**YOUR TASK:** Comb through the entries for "现金收支" and pull out each line that holds it.

▶

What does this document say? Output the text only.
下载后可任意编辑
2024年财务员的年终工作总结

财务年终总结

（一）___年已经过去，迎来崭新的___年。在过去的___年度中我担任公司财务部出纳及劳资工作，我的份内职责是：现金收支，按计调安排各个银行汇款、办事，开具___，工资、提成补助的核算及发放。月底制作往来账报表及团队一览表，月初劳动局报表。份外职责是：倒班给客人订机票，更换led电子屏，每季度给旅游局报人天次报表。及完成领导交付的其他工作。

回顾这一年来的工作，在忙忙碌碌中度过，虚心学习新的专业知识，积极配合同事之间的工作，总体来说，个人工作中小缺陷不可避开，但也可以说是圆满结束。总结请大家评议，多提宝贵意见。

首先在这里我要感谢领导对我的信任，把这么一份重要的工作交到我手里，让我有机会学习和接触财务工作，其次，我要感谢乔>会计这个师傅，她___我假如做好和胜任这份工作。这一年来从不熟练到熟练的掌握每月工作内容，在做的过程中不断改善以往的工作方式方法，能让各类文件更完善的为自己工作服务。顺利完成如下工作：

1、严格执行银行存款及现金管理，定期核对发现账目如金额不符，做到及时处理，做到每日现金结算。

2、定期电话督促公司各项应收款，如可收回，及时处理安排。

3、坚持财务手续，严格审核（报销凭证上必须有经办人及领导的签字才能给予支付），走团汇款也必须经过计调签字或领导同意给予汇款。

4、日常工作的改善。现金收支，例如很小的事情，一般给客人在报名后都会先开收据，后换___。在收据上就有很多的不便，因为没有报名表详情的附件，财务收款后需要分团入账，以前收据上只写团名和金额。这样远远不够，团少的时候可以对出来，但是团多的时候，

◀

**WRITTEN SOLUTION:**
（一）___年已经过去，迎来崭新的___年。在过去的___年度中我担任公司财务部出纳及劳资工作，我的份内职责是：现金收支，按计调安排各个银行汇款、办事，开具___，工资、提成补助的核算及发放。月底制作往来账报表及团队一览表，月初劳动局报表。份外职责是：倒班给客人订机票，更换led电子屏，每季度给旅游局报人天次报表。及完成领导交付的其他工作。
4、日常工作的改善。现金收支，例如很小的事情，一般给客人在报名后都会先开收据，后换___。在收据上就有很多的不便，因为没有报名表详情的附件，财务收款后需要分团入账，以前收据上只写团名和金额。这样远远不够，团少的时候可以对出来，但是团多的时候，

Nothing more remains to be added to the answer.